> [Work to complete]:
Copy each line that contains the string "text".

Dataset records
....
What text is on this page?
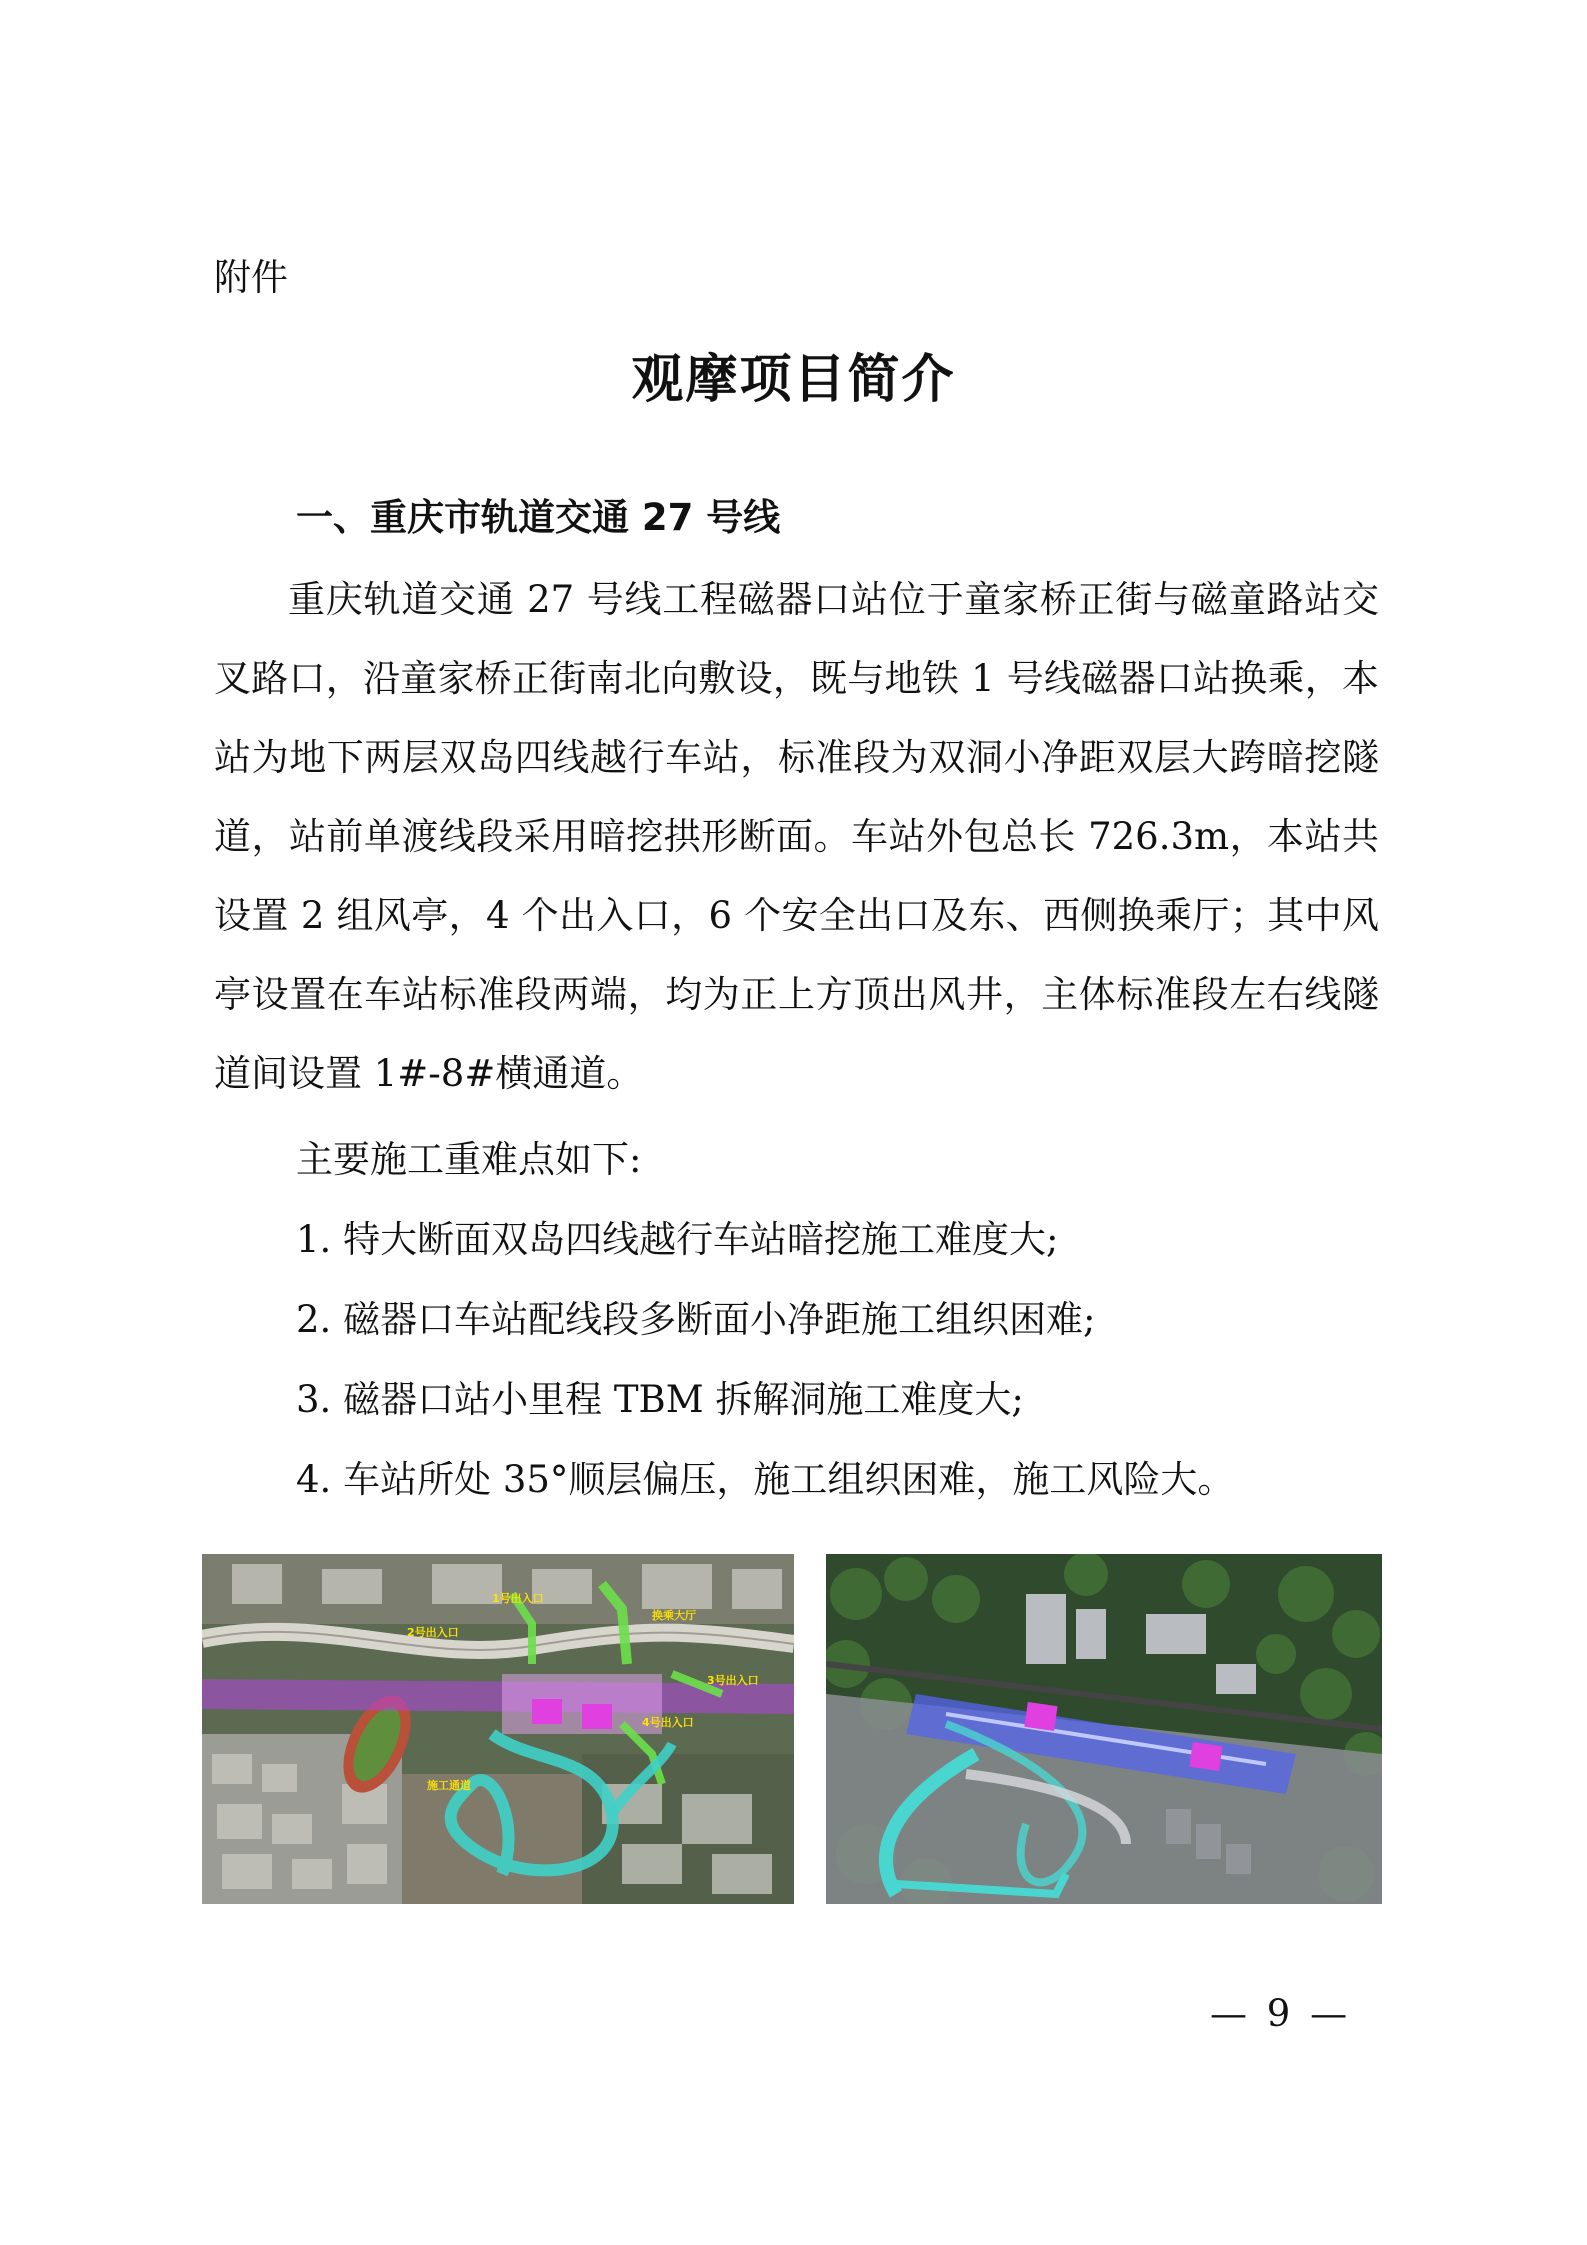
附件
观摩项目简介
一、重庆市轨道交通 27 号线

重庆轨道交通 27 号线工程磁器口站位于童家桥正街与磁童路站交叉路口，沿童家桥正街南北向敷设，既与地铁 1 号线磁器口站换乘，本站为地下两层双岛四线越行车站，标准段为双洞小净距双层大跨暗挖隧道，站前单渡线段采用暗挖拱形断面。车站外包总长 726.3m，本站共设置 2 组风亭，4 个出入口，6 个安全出口及东、西侧换乘厅；其中风亭设置在车站标准段两端，均为正上方顶出风井，主体标准段左右线隧道间设置 1#-8#横通道。

主要施工重难点如下:
1. 特大断面双岛四线越行车站暗挖施工难度大;
2. 磁器口车站配线段多断面小净距施工组织困难;
3. 磁器口站小里程 TBM 拆解洞施工难度大;
4. 车站所处 35°顺层偏压，施工组织困难，施工风险大。
1号出入口
2号出入口
4号出入口
3号出入口
换乘大厅
施工通道
— 9 —
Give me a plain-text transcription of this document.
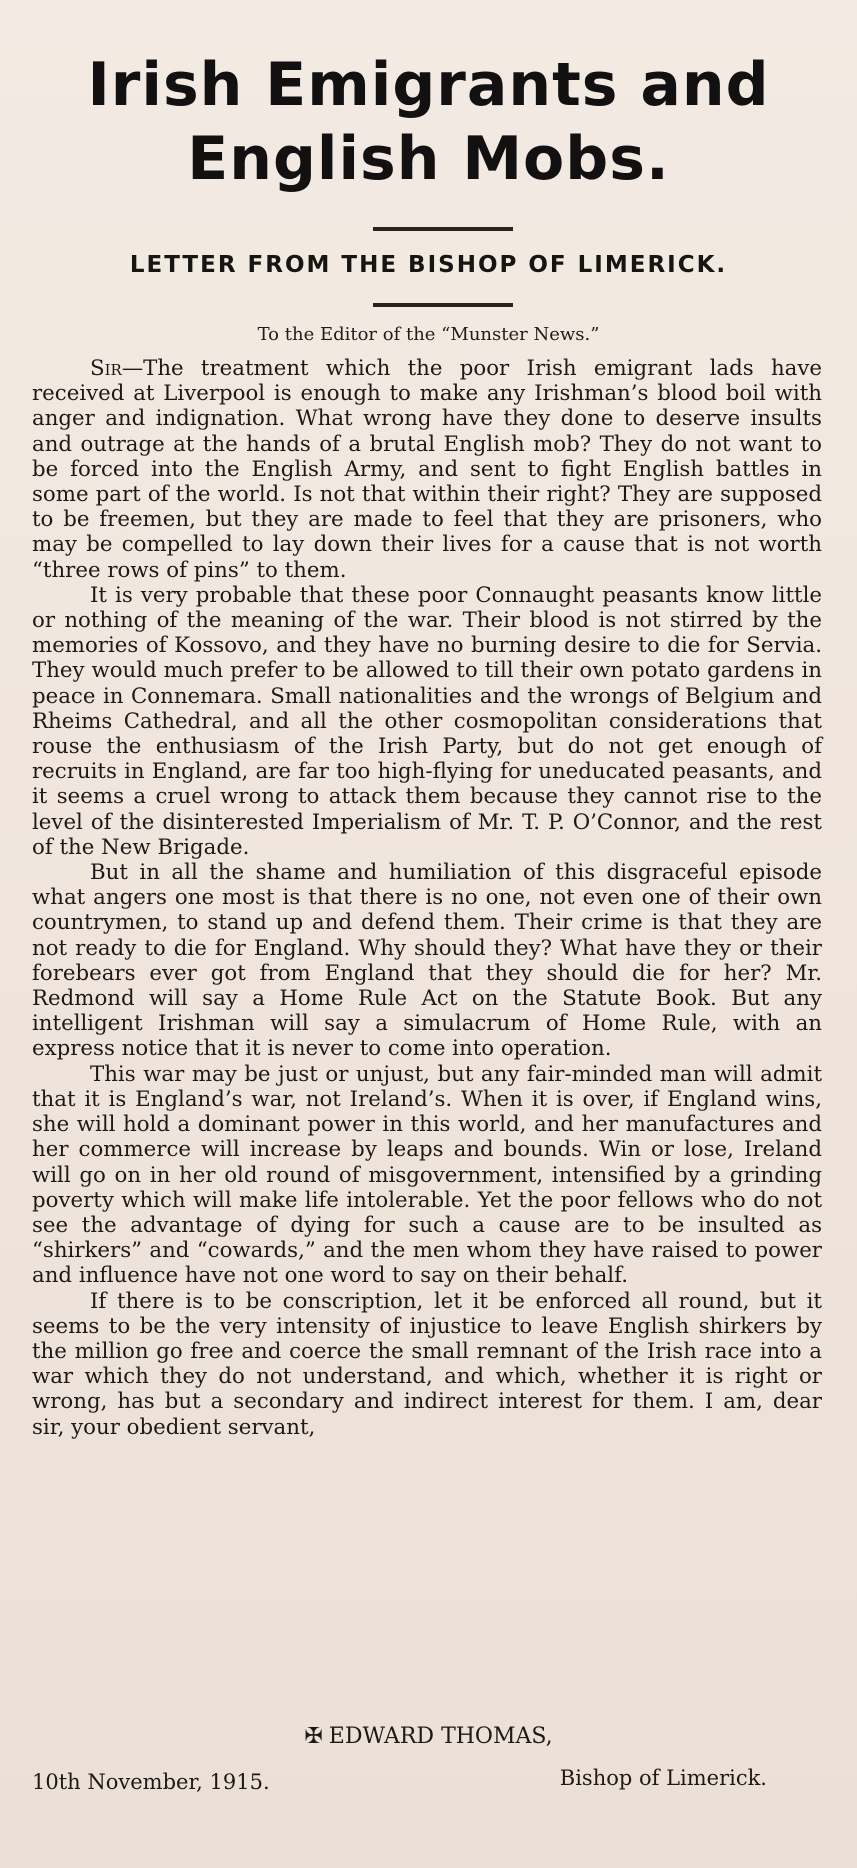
Irish Emigrants and
English Mobs.
LETTER FROM THE BISHOP OF LIMERICK.
To the Editor of the “Munster News.”

Sir—The treatment which the poor Irish emigrant lads have received at Liverpool is enough to make any Irishman’s blood boil with anger and indignation. What wrong have they done to deserve insults and outrage at the hands of a brutal English mob? They do not want to be forced into the English Army, and sent to fight English battles in some part of the world. Is not that within their right? They are supposed to be freemen, but they are made to feel that they are prisoners, who may be compelled to lay down their lives for a cause that is not worth “three rows of pins” to them.

It is very probable that these poor Connaught peasants know little or nothing of the meaning of the war. Their blood is not stirred by the memories of Kossovo, and they have no burning desire to die for Servia. They would much prefer to be allowed to till their own potato gardens in peace in Connemara. Small nationalities and the wrongs of Belgium and Rheims Cathedral, and all the other cosmopolitan considerations that rouse the enthusiasm of the Irish Party, but do not get enough of recruits in England, are far too high-flying for uneducated peasants, and it seems a cruel wrong to attack them because they cannot rise to the level of the disinterested Imperialism of Mr. T. P. O’Connor, and the rest of the New Brigade.

But in all the shame and humiliation of this disgraceful episode what angers one most is that there is no one, not even one of their own countrymen, to stand up and defend them. Their crime is that they are not ready to die for England. Why should they? What have they or their forebears ever got from England that they should die for her? Mr. Redmond will say a Home Rule Act on the Statute Book. But any intelligent Irishman will say a simulacrum of Home Rule, with an express notice that it is never to come into operation.

This war may be just or unjust, but any fair-minded man will admit that it is England’s war, not Ireland’s. When it is over, if England wins, she will hold a dominant power in this world, and her manufactures and her commerce will increase by leaps and bounds. Win or lose, Ireland will go on in her old round of misgovernment, intensified by a grinding poverty which will make life intolerable. Yet the poor fellows who do not see the advantage of dying for such a cause are to be insulted as “shirkers” and “cowards,” and the men whom they have raised to power and influence have not one word to say on their behalf.

If there is to be conscription, let it be enforced all round, but it seems to be the very intensity of injustice to leave English shirkers by the million go free and coerce the small remnant of the Irish race into a war which they do not understand, and which, whether it is right or wrong, has but a secondary and indirect interest for them. I am, dear sir, your obedient servant,

✠ EDWARD THOMAS,
10th November, 1915.	Bishop of Limerick.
....
> [Response to the exercise]:
What text is on this page?
Give me a plain-text transcription of this document.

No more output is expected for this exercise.